Lines of data:
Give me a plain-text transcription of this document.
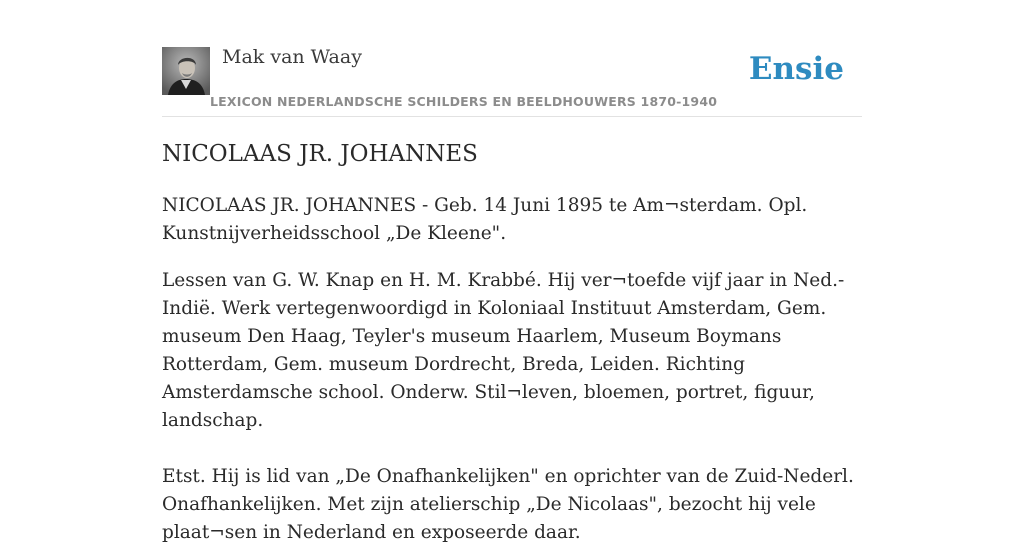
Mak van Waay
LEXICON NEDERLANDSCHE SCHILDERS EN BEELDHOUWERS 1870-1940
Ensie
NICOLAAS JR. JOHANNES

NICOLAAS JR. JOHANNES - Geb. 14 Juni 1895 te Am¬sterdam. Opl. Kunstnijverheidsschool „De Kleene".

Lessen van G. W. Knap en H. M. Krabbé. Hij ver¬toefde vijf jaar in Ned.-Indië. Werk vertegenwoordigd in Koloniaal Instituut Amsterdam, Gem. museum Den Haag, Teyler's museum Haarlem, Museum Boymans Rotterdam, Gem. museum Dordrecht, Breda, Leiden. Richting Amsterdamsche school. Onderw. Stil¬leven, bloemen, portret, figuur, landschap.

Etst. Hij is lid van „De Onafhankelijken" en oprichter van de Zuid-Nederl. Onafhankelijken. Met zijn atelierschip „De Nicolaas", bezocht hij vele plaat¬sen in Nederland en exposeerde daar.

▸ **What to work on**:
Search the entries for the string "JOHANNES" and collect each line that has it.

▸ **Solution to this problem**:
NICOLAAS JR. JOHANNES
NICOLAAS JR. JOHANNES - Geb. 14 Juni 1895 te Am¬sterdam. Opl. Kunstnijverheidsschool „De Kleene".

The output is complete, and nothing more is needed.